*TO BE DONE*
Pull out every line of the material that contains the string "undo".

*RECORDS FOR THIS TASK*
==================================================

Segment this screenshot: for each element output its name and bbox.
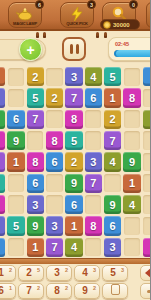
number-tile-6: 6 bbox=[46, 152, 63, 171]
empty-cell bbox=[85, 131, 101, 149]
empty-cell bbox=[8, 195, 24, 213]
coin-icon bbox=[103, 21, 111, 29]
empty-cell bbox=[143, 153, 150, 171]
clipped-tile bbox=[0, 110, 5, 129]
board-cell-r2c8[interactable]: 8 bbox=[122, 87, 141, 108]
board-cell-r6c2[interactable] bbox=[6, 173, 25, 194]
board-cell-r1c8[interactable] bbox=[122, 66, 141, 87]
empty-cell bbox=[85, 110, 101, 128]
quick-pick-button[interactable]: 3 QUICK PICK bbox=[60, 2, 94, 28]
board-cell-r2c5[interactable]: 7 bbox=[64, 87, 83, 108]
tray-number-6[interactable]: 61 bbox=[0, 283, 16, 299]
tray-remaining-count: 3 bbox=[93, 267, 96, 273]
empty-cell bbox=[46, 110, 62, 128]
empty-cell bbox=[8, 89, 24, 107]
board-cell-r7c6[interactable] bbox=[84, 194, 103, 215]
tray-remaining-count: 2 bbox=[93, 285, 96, 291]
number-tile-7: 7 bbox=[104, 131, 121, 150]
board-cell-r4c7[interactable]: 7 bbox=[103, 130, 122, 151]
board-cell-r7c9[interactable] bbox=[142, 194, 150, 215]
number-tile-1: 1 bbox=[123, 174, 140, 193]
empty-cell bbox=[85, 195, 101, 213]
number-tray: 122532435361728292 bbox=[0, 264, 150, 300]
magnifier-count-badge: 0 bbox=[129, 0, 138, 9]
number-tile-9: 9 bbox=[65, 174, 82, 193]
empty-cell bbox=[46, 174, 62, 192]
number-tile-4: 4 bbox=[65, 238, 82, 257]
board-cell-r1c6[interactable]: 4 bbox=[84, 66, 103, 87]
board-cell-r6c9[interactable] bbox=[142, 173, 150, 194]
top-bar: 6 MAGIC LAMP 3 QUICK PICK 0 300 bbox=[0, 0, 150, 31]
number-tile-8: 8 bbox=[123, 88, 140, 107]
note-paper-icon bbox=[111, 284, 120, 295]
tray-number-5[interactable]: 53 bbox=[102, 265, 128, 281]
board-cell-r4c3[interactable] bbox=[26, 130, 45, 151]
clipped-tile bbox=[0, 216, 5, 235]
board-cell-r8c7[interactable]: 6 bbox=[103, 215, 122, 236]
board-cell-r5c4[interactable]: 6 bbox=[45, 151, 64, 172]
number-tile-5: 5 bbox=[65, 131, 82, 150]
empty-cell bbox=[46, 68, 62, 86]
board-cell-r9c2[interactable] bbox=[6, 237, 25, 258]
board-cell-r7c3[interactable]: 3 bbox=[26, 194, 45, 215]
coin-amount: 30000 bbox=[113, 22, 130, 28]
number-tile-4: 4 bbox=[123, 195, 140, 214]
empty-cell bbox=[46, 195, 62, 213]
number-tile-9: 9 bbox=[7, 131, 24, 150]
board-cell-r6c6[interactable]: 7 bbox=[84, 173, 103, 194]
clipped-tile bbox=[0, 238, 5, 257]
magic-lamp-button[interactable]: 6 MAGIC LAMP bbox=[8, 2, 42, 28]
tray-remaining-count: 2 bbox=[37, 285, 40, 291]
board-cell-r5c7[interactable]: 4 bbox=[103, 151, 122, 172]
clipped-tile bbox=[143, 238, 150, 257]
board-cell-r5c9[interactable] bbox=[142, 151, 150, 172]
magic-lamp-label: MAGIC LAMP bbox=[9, 21, 41, 26]
board-cell-r5c8[interactable]: 9 bbox=[122, 151, 141, 172]
number-tile-5: 5 bbox=[7, 216, 24, 235]
board-cell-r4c5[interactable]: 5 bbox=[64, 130, 83, 151]
tray-number-1[interactable]: 12 bbox=[0, 265, 16, 281]
board-cell-r5c2[interactable]: 1 bbox=[6, 151, 25, 172]
empty-cell bbox=[143, 89, 150, 107]
empty-cell bbox=[124, 68, 140, 86]
number-tile-5: 5 bbox=[27, 88, 44, 107]
board-cell-r9c9[interactable] bbox=[142, 237, 150, 258]
quick-pick-label: QUICK PICK bbox=[61, 21, 93, 26]
board-cell-r9c3[interactable]: 1 bbox=[26, 237, 45, 258]
empty-cell bbox=[8, 68, 24, 86]
add-button[interactable]: + bbox=[19, 38, 42, 61]
board-cell-r4c8[interactable] bbox=[122, 130, 141, 151]
magic-lamp-count-badge: 6 bbox=[35, 0, 44, 9]
number-tile-7: 7 bbox=[65, 88, 82, 107]
board-cell-r8c9[interactable] bbox=[142, 215, 150, 236]
board-cell-r9c4[interactable]: 7 bbox=[45, 237, 64, 258]
eraser-icon bbox=[147, 290, 151, 293]
coin-counter[interactable]: 30000 bbox=[100, 19, 140, 30]
number-tile-2: 2 bbox=[27, 67, 44, 86]
clipped-tile bbox=[143, 110, 150, 129]
tray-number-7[interactable]: 72 bbox=[18, 283, 44, 299]
number-tile-8: 8 bbox=[85, 216, 102, 235]
quick-pick-count-badge: 3 bbox=[87, 0, 96, 9]
board-cell-r7c8[interactable]: 4 bbox=[122, 194, 141, 215]
board-cell-r6c7[interactable] bbox=[103, 173, 122, 194]
number-tile-6: 6 bbox=[85, 88, 102, 107]
tray-number-3[interactable]: 32 bbox=[46, 265, 72, 281]
board-cell-r8c3[interactable]: 9 bbox=[26, 215, 45, 236]
number-tile-1: 1 bbox=[104, 88, 121, 107]
clipped-tile bbox=[143, 67, 150, 86]
board-cell-r2c9[interactable] bbox=[142, 87, 150, 108]
number-tile-6: 6 bbox=[104, 216, 121, 235]
empty-cell bbox=[124, 217, 140, 235]
empty-cell bbox=[143, 195, 150, 213]
board-cell-r3c7[interactable]: 2 bbox=[103, 109, 122, 130]
board-cell-r2c7[interactable]: 1 bbox=[103, 87, 122, 108]
board-cell-r6c3[interactable]: 6 bbox=[26, 173, 45, 194]
board-cell-r1c5[interactable]: 3 bbox=[64, 66, 83, 87]
empty-cell bbox=[8, 174, 24, 192]
number-tile-2: 2 bbox=[104, 110, 121, 129]
board-cell-r1c7[interactable]: 5 bbox=[103, 66, 122, 87]
eraser-button[interactable] bbox=[140, 283, 150, 299]
board-cell-r1c3[interactable]: 2 bbox=[26, 66, 45, 87]
clipped-tile bbox=[0, 88, 5, 107]
board-cell-r3c9[interactable] bbox=[142, 109, 150, 130]
number-tile-7: 7 bbox=[46, 238, 63, 257]
tray-remaining-count: 2 bbox=[65, 267, 68, 273]
board-cell-r9c6[interactable] bbox=[84, 237, 103, 258]
board-cell-r8c2[interactable]: 5 bbox=[6, 215, 25, 236]
clipped-tile bbox=[0, 67, 5, 86]
empty-cell bbox=[85, 238, 101, 256]
timer-text: 02:45 bbox=[115, 41, 129, 47]
number-tile-7: 7 bbox=[85, 174, 102, 193]
number-tile-9: 9 bbox=[104, 195, 121, 214]
timer-panel: 02:45 bbox=[108, 37, 150, 61]
empty-cell bbox=[27, 131, 43, 149]
board-cell-r5c3[interactable]: 8 bbox=[26, 151, 45, 172]
board-cell-r7c5[interactable]: 6 bbox=[64, 194, 83, 215]
number-tile-8: 8 bbox=[65, 110, 82, 129]
empty-cell bbox=[124, 131, 140, 149]
number-tile-7: 7 bbox=[27, 110, 44, 129]
board-cell-r3c5[interactable]: 8 bbox=[64, 109, 83, 130]
tray-remaining-count: 3 bbox=[121, 267, 124, 273]
shelf-peg bbox=[43, 32, 46, 38]
board-cell-r3c6[interactable] bbox=[84, 109, 103, 130]
board-cell-r1c9[interactable] bbox=[142, 66, 150, 87]
shelf-peg bbox=[104, 32, 107, 38]
number-tile-2: 2 bbox=[65, 152, 82, 171]
board-cell-r9c5[interactable]: 4 bbox=[64, 237, 83, 258]
board-cell-r6c8[interactable]: 1 bbox=[122, 173, 141, 194]
board-cell-r8c8[interactable] bbox=[122, 215, 141, 236]
board-cell-r2c3[interactable]: 5 bbox=[26, 87, 45, 108]
number-tile-2: 2 bbox=[46, 88, 63, 107]
empty-cell bbox=[124, 238, 140, 256]
number-tile-1: 1 bbox=[65, 216, 82, 235]
clipped-tile bbox=[0, 131, 5, 150]
board-cell-r5c6[interactable]: 3 bbox=[84, 151, 103, 172]
game-screen: 6 MAGIC LAMP 3 QUICK PICK 0 300 bbox=[0, 0, 150, 300]
clipped-tile bbox=[0, 152, 5, 171]
board-cell-r3c8[interactable] bbox=[122, 109, 141, 130]
tray-remaining-count: 2 bbox=[65, 285, 68, 291]
empty-cell bbox=[143, 174, 150, 192]
empty-cell bbox=[124, 110, 140, 128]
board-cell-r8c5[interactable]: 1 bbox=[64, 215, 83, 236]
board-cell-r4c2[interactable]: 9 bbox=[6, 130, 25, 151]
board-cell-r6c4[interactable] bbox=[45, 173, 64, 194]
tray-number-9[interactable]: 92 bbox=[74, 283, 100, 299]
pause-button[interactable] bbox=[62, 37, 86, 61]
progress-fill bbox=[114, 50, 150, 57]
board-cell-r4c4[interactable]: 8 bbox=[45, 130, 64, 151]
number-tile-1: 1 bbox=[7, 152, 24, 171]
number-tile-5: 5 bbox=[104, 67, 121, 86]
progress-track bbox=[114, 50, 150, 57]
board-cell-r7c4[interactable] bbox=[45, 194, 64, 215]
undo-button[interactable] bbox=[140, 265, 150, 281]
number-tile-1: 1 bbox=[27, 238, 44, 257]
number-tile-3: 3 bbox=[104, 238, 121, 257]
tray-number-8[interactable]: 82 bbox=[46, 283, 72, 299]
board-cell-r3c2[interactable]: 6 bbox=[6, 109, 25, 130]
number-tile-8: 8 bbox=[46, 131, 63, 150]
tray-number-4[interactable]: 43 bbox=[74, 265, 100, 281]
board-cell-r8c6[interactable]: 8 bbox=[84, 215, 103, 236]
empty-cell bbox=[104, 174, 120, 192]
board-cell-r9c8[interactable] bbox=[122, 237, 141, 258]
number-tile-4: 4 bbox=[85, 67, 102, 86]
board-cell-r4c6[interactable] bbox=[84, 130, 103, 151]
board-cell-r2c4[interactable]: 2 bbox=[45, 87, 64, 108]
number-tile-8: 8 bbox=[27, 152, 44, 171]
clipped-tile bbox=[0, 174, 5, 193]
board-cell-r2c2[interactable] bbox=[6, 87, 25, 108]
clipped-tile bbox=[0, 195, 5, 214]
tray-number-2[interactable]: 25 bbox=[18, 265, 44, 281]
board-cell-r7c2[interactable] bbox=[6, 194, 25, 215]
tray-remaining-count: 5 bbox=[37, 267, 40, 273]
clipped-topbar-button[interactable] bbox=[146, 2, 150, 28]
number-tile-6: 6 bbox=[27, 174, 44, 193]
empty-cell bbox=[143, 131, 150, 149]
board-cell-r8c4[interactable]: 3 bbox=[45, 215, 64, 236]
number-tile-3: 3 bbox=[46, 216, 63, 235]
notes-button[interactable] bbox=[102, 283, 128, 299]
number-tile-9: 9 bbox=[123, 152, 140, 171]
tray-remaining-count: 2 bbox=[9, 267, 12, 273]
tray-remaining-count: 1 bbox=[9, 285, 12, 291]
board-cell-r6c5[interactable]: 9 bbox=[64, 173, 83, 194]
undo-arrow-icon bbox=[145, 268, 151, 278]
board-cell-r1c4[interactable] bbox=[45, 66, 64, 87]
number-tile-3: 3 bbox=[27, 195, 44, 214]
board-grid: 2345527618678298571862349697136945931861… bbox=[0, 66, 150, 258]
sudoku-board: 2345527618678298571862349697136945931861… bbox=[0, 66, 150, 258]
number-tile-4: 4 bbox=[104, 152, 121, 171]
board-cell-r3c3[interactable]: 7 bbox=[26, 109, 45, 130]
board-cell-r5c5[interactable]: 2 bbox=[64, 151, 83, 172]
number-tile-6: 6 bbox=[65, 195, 82, 214]
board-cell-r1c2[interactable] bbox=[6, 66, 25, 87]
number-tile-6: 6 bbox=[7, 110, 24, 129]
empty-cell bbox=[143, 217, 150, 235]
board-cell-r7c7[interactable]: 9 bbox=[103, 194, 122, 215]
board-cell-r9c7[interactable]: 3 bbox=[103, 237, 122, 258]
board-cell-r4c9[interactable] bbox=[142, 130, 150, 151]
board-cell-r3c4[interactable] bbox=[45, 109, 64, 130]
empty-cell bbox=[8, 238, 24, 256]
number-tile-3: 3 bbox=[65, 67, 82, 86]
number-tile-3: 3 bbox=[85, 152, 102, 171]
shelf-peg bbox=[36, 32, 39, 38]
number-tile-9: 9 bbox=[27, 216, 44, 235]
shelf-peg bbox=[96, 32, 99, 38]
board-cell-r2c6[interactable]: 6 bbox=[84, 87, 103, 108]
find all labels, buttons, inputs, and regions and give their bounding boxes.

==================================================

*EXERCISE SOLUTION*
undo-button[interactable] bbox=[140, 265, 150, 281]
undo-arrow-icon bbox=[145, 268, 151, 278]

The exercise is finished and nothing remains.